#### [MATERIAL PROVIDED]
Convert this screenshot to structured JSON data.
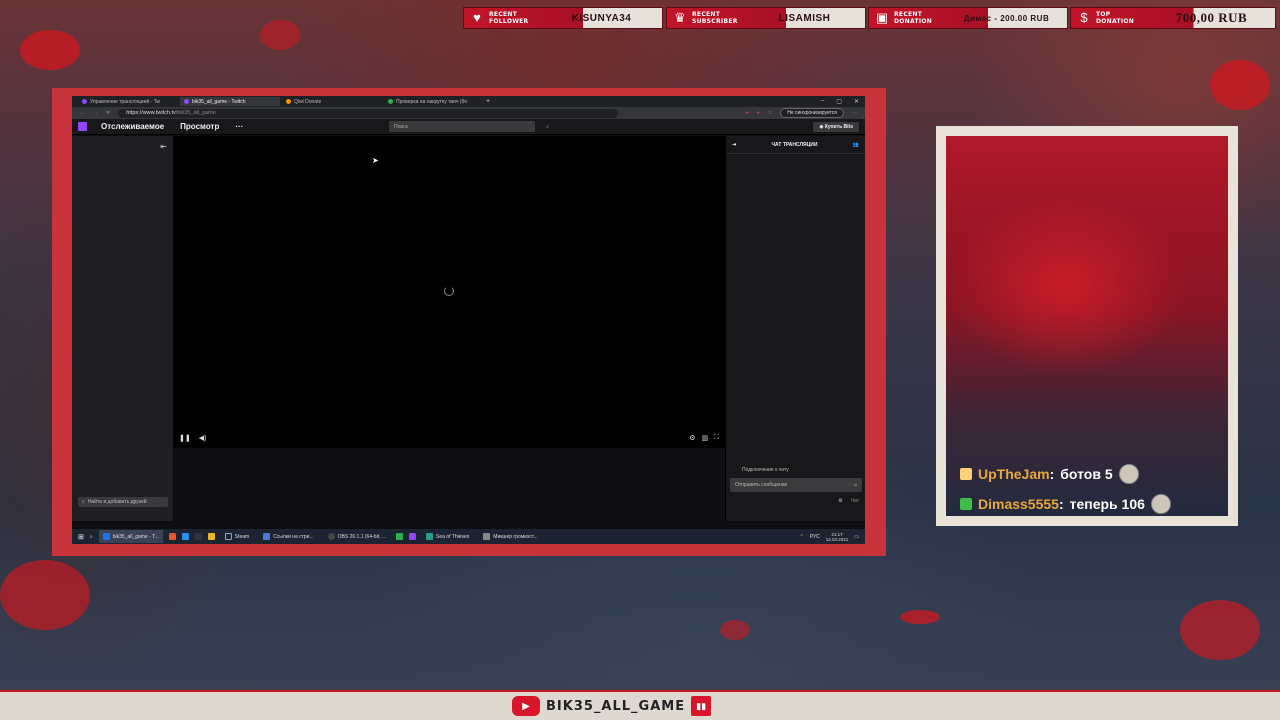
{
  "alerts": [
    {
      "icon": "heart-icon",
      "label": "RECENT FOLLOWER",
      "value": "KISUNYA34"
    },
    {
      "icon": "trophy-icon",
      "label": "RECENT SUBSCRIBER",
      "value": "LISAMISH"
    },
    {
      "icon": "cash-icon",
      "label": "RECENT DONATION",
      "value": "Димас - 200.00 RUB"
    },
    {
      "icon": "money-bag-icon",
      "label": "TOP DONATION",
      "value": "700,00 RUB"
    }
  ],
  "browser": {
    "tabs": [
      {
        "label": "Управление трансляцией - Tw",
        "color": "#9147ff",
        "active": false
      },
      {
        "label": "bik35_all_game - Twitch",
        "color": "#9147ff",
        "active": true
      },
      {
        "label": "Qiwi Donate",
        "color": "#ff8c00",
        "active": false
      },
      {
        "label": "Проверка на накрутку твич (бо",
        "color": "#2bb24c",
        "active": false
      }
    ],
    "url_prefix": "https://www.twitch.tv",
    "url_path": "/bik35_all_game",
    "sync_label": "Не синхронизируется"
  },
  "twitch": {
    "nav_following": "Отслеживаемое",
    "nav_browse": "Просмотр",
    "nav_more": "···",
    "search_placeholder": "Поиск",
    "buy_bits": "Купить Bits",
    "find_friends": "Найти и добавить друзей",
    "chat_title": "ЧАТ ТРАНСЛЯЦИИ",
    "chat_connecting": "Подключение к чату",
    "chat_send_placeholder": "Отправить сообщение",
    "chat_button": "Чат"
  },
  "taskbar": {
    "items": [
      {
        "label": "bik35_all_game - T...",
        "active": true,
        "color": "#1a73e8"
      },
      {
        "label": "Steam",
        "active": false,
        "color": "#1b2838"
      },
      {
        "label": "Ссылки на стри...",
        "active": false,
        "color": "#4a7bd6"
      },
      {
        "label": "OBS 26.1.1 (64-bit, ...",
        "active": false,
        "color": "#444"
      },
      {
        "label": "Sea of Thieves",
        "active": false,
        "color": "#2a9d8f"
      },
      {
        "label": "Микшер громкост...",
        "active": false,
        "color": "#888"
      }
    ],
    "lang": "РУС",
    "time": "21:17",
    "date": "12.03.2021"
  },
  "chat_messages": [
    {
      "nick": "UpTheJam",
      "text": "ботов 5",
      "badge_color": "#ffd07a"
    },
    {
      "nick": "Dimass5555",
      "text": "теперь 106",
      "badge_color": "#3fbf4a"
    }
  ],
  "bottom": {
    "channel": "BIK35_ALL_GAME"
  },
  "colors": {
    "accent_red": "#c61a22",
    "twitch_purple": "#9147ff",
    "nick_gold": "#e8a83c"
  }
}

#### [PROMPT]
Transcribe the records above verbatim. Do not carry over any picture.

#### [RESPONSE BELOW]
Convert this screenshot to structured JSON data.
{
  "alerts": [
    {
      "icon": "heart-icon",
      "label": "RECENT FOLLOWER",
      "value": "KISUNYA34"
    },
    {
      "icon": "trophy-icon",
      "label": "RECENT SUBSCRIBER",
      "value": "LISAMISH"
    },
    {
      "icon": "cash-icon",
      "label": "RECENT DONATION",
      "value": "Димас - 200.00 RUB"
    },
    {
      "icon": "money-bag-icon",
      "label": "TOP DONATION",
      "value": "700,00 RUB"
    }
  ],
  "browser": {
    "tabs": [
      {
        "label": "Управление трансляцией - Tw",
        "color": "#9147ff",
        "active": false
      },
      {
        "label": "bik35_all_game - Twitch",
        "color": "#9147ff",
        "active": true
      },
      {
        "label": "Qiwi Donate",
        "color": "#ff8c00",
        "active": false
      },
      {
        "label": "Проверка на накрутку твич (бо",
        "color": "#2bb24c",
        "active": false
      }
    ],
    "url_prefix": "https://www.twitch.tv",
    "url_path": "/bik35_all_game",
    "sync_label": "Не синхронизируется"
  },
  "twitch": {
    "nav_following": "Отслеживаемое",
    "nav_browse": "Просмотр",
    "nav_more": "···",
    "search_placeholder": "Поиск",
    "buy_bits": "Купить Bits",
    "find_friends": "Найти и добавить друзей",
    "chat_title": "ЧАТ ТРАНСЛЯЦИИ",
    "chat_connecting": "Подключение к чату",
    "chat_send_placeholder": "Отправить сообщение",
    "chat_button": "Чат"
  },
  "taskbar": {
    "items": [
      {
        "label": "bik35_all_game - T...",
        "active": true,
        "color": "#1a73e8"
      },
      {
        "label": "Steam",
        "active": false,
        "color": "#1b2838"
      },
      {
        "label": "Ссылки на стри...",
        "active": false,
        "color": "#4a7bd6"
      },
      {
        "label": "OBS 26.1.1 (64-bit, ...",
        "active": false,
        "color": "#444"
      },
      {
        "label": "Sea of Thieves",
        "active": false,
        "color": "#2a9d8f"
      },
      {
        "label": "Микшер громкост...",
        "active": false,
        "color": "#888"
      }
    ],
    "lang": "РУС",
    "time": "21:17",
    "date": "12.03.2021"
  },
  "chat_messages": [
    {
      "nick": "UpTheJam",
      "text": "ботов 5",
      "badge_color": "#ffd07a"
    },
    {
      "nick": "Dimass5555",
      "text": "теперь 106",
      "badge_color": "#3fbf4a"
    }
  ],
  "bottom": {
    "channel": "BIK35_ALL_GAME"
  },
  "colors": {
    "accent_red": "#c61a22",
    "twitch_purple": "#9147ff",
    "nick_gold": "#e8a83c"
  }
}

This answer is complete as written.